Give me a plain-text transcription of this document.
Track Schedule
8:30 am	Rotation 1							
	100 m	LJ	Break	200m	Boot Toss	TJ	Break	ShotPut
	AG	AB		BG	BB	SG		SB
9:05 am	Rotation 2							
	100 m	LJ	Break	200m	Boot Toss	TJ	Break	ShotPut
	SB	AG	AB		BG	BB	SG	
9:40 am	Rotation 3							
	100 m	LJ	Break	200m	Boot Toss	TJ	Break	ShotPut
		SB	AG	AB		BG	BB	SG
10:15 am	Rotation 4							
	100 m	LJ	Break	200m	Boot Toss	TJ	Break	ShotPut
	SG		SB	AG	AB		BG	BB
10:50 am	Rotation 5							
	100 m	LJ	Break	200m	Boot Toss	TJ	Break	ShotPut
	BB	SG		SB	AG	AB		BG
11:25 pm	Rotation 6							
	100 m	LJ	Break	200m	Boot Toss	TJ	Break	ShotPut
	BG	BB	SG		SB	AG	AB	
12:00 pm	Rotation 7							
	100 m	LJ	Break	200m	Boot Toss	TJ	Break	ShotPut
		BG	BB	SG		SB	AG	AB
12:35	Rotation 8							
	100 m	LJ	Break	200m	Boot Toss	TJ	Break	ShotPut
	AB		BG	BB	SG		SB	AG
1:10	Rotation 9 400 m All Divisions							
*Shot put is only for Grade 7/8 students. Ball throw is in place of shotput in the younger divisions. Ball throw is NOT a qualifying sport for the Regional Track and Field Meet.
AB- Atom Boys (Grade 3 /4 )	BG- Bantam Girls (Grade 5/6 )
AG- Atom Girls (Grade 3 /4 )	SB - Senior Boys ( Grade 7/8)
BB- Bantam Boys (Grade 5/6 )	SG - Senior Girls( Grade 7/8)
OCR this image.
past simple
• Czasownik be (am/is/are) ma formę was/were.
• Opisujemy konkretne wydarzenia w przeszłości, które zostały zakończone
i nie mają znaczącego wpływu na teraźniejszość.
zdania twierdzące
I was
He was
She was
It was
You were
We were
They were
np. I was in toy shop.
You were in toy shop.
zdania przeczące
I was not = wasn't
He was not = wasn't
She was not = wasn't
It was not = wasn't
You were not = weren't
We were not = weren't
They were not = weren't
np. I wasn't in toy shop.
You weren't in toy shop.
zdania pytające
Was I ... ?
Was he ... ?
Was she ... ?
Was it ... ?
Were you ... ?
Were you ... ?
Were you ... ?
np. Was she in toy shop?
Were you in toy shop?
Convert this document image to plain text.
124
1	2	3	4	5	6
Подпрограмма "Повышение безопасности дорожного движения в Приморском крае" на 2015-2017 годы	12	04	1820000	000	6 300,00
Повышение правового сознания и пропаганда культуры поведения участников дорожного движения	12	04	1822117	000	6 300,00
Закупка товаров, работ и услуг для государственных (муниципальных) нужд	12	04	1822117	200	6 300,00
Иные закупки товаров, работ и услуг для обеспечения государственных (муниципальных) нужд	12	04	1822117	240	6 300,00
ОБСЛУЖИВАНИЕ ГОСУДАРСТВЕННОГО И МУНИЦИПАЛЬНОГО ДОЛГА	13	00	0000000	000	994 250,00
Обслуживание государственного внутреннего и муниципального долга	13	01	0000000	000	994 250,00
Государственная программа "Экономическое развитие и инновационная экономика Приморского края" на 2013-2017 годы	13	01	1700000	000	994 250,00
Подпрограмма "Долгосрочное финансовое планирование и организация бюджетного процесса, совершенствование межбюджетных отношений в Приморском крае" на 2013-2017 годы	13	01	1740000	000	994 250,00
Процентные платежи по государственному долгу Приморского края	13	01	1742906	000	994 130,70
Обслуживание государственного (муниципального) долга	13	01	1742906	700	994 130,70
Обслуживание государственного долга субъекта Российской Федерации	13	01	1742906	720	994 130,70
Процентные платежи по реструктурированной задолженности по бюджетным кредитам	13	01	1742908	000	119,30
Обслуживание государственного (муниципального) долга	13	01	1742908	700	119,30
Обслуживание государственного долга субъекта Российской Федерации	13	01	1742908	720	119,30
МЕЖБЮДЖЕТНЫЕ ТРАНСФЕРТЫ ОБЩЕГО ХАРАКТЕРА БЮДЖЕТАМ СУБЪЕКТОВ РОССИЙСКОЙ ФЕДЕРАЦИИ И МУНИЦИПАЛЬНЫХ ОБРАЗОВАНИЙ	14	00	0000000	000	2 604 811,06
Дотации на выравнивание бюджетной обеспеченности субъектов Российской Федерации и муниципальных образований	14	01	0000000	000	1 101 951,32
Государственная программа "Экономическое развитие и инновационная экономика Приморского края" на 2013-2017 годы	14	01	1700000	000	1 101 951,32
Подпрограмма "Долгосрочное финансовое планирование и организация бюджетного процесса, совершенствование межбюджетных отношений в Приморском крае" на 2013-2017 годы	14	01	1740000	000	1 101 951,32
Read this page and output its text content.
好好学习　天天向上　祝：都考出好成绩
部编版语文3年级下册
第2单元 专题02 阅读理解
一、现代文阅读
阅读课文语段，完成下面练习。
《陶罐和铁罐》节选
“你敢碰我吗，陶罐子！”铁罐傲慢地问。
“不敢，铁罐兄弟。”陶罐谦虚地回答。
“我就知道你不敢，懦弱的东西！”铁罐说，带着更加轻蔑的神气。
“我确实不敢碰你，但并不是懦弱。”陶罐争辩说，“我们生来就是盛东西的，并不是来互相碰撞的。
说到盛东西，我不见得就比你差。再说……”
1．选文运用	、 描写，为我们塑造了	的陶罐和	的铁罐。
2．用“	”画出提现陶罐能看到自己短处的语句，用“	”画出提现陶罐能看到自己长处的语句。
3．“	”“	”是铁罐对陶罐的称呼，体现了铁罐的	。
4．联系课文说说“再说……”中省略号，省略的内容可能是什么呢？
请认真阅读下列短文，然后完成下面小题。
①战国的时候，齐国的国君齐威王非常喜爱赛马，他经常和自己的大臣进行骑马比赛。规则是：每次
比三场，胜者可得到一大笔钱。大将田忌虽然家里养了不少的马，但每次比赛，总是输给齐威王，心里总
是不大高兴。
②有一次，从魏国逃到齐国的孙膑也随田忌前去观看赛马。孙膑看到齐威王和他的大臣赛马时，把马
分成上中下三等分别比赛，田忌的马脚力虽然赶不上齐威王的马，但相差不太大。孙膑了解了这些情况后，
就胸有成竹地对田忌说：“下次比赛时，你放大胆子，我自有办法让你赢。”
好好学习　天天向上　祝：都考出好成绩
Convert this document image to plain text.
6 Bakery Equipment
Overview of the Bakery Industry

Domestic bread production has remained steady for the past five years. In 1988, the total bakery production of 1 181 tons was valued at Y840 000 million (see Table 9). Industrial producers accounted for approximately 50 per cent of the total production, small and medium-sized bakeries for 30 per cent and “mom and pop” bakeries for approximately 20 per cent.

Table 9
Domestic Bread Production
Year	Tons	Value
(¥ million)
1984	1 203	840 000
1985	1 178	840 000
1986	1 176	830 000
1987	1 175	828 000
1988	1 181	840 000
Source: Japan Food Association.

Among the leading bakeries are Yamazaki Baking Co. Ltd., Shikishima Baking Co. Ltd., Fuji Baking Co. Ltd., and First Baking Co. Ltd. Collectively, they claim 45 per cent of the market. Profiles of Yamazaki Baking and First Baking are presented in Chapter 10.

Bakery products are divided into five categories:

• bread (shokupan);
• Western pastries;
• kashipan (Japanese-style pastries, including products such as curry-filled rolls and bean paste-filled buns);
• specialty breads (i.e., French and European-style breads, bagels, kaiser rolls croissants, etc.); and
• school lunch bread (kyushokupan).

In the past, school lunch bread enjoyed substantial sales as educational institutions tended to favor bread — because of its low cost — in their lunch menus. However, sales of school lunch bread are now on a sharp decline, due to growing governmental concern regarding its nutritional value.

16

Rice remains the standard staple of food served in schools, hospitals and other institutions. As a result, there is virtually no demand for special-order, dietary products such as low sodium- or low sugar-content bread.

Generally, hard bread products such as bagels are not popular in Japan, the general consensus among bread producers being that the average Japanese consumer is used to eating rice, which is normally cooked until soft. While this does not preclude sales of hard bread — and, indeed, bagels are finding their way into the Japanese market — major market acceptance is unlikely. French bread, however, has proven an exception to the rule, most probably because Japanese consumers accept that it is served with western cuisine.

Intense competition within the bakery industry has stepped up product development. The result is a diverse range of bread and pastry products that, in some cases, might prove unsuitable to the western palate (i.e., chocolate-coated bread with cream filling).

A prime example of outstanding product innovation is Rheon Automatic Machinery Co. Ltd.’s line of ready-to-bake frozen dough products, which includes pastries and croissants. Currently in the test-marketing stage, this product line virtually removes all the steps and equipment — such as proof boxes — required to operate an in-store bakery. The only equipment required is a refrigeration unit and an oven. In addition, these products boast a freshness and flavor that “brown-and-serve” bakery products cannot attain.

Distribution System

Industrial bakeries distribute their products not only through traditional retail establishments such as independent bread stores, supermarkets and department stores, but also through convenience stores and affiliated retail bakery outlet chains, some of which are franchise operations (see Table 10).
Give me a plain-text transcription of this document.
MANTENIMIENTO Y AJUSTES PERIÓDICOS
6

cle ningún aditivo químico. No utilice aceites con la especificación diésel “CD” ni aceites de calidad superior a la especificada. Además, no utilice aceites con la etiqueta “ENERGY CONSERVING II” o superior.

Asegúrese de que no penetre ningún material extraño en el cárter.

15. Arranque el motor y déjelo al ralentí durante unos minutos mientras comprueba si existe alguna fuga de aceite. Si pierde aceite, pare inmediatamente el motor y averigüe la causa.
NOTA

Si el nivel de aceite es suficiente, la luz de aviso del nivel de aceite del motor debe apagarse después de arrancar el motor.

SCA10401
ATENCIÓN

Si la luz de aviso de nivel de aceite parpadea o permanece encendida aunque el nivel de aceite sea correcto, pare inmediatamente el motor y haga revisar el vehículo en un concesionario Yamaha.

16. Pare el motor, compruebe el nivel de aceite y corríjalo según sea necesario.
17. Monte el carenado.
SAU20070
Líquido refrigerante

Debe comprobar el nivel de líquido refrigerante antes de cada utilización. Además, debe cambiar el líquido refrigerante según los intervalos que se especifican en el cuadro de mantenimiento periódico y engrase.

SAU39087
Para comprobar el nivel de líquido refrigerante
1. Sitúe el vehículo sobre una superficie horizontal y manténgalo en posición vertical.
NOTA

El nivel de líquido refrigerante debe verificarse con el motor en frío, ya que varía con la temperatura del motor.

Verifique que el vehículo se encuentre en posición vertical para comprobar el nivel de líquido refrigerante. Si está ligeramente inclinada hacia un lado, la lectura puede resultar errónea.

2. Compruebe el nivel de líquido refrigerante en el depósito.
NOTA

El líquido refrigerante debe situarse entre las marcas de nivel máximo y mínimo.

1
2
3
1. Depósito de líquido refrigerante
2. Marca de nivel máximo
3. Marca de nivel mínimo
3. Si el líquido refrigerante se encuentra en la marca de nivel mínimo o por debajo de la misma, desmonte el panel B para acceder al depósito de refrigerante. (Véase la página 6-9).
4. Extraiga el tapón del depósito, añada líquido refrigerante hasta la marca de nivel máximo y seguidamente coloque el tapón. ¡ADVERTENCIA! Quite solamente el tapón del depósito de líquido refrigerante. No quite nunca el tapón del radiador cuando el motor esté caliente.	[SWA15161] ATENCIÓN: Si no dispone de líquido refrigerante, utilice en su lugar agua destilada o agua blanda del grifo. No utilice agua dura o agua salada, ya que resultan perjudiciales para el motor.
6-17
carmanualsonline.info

▶ _WRITTEN INSTRUCTION_
Each line that contains the string "Girls" counts once; report how many such lines the entries have, giving only the number.

▶ _COMPLETED TASK_
3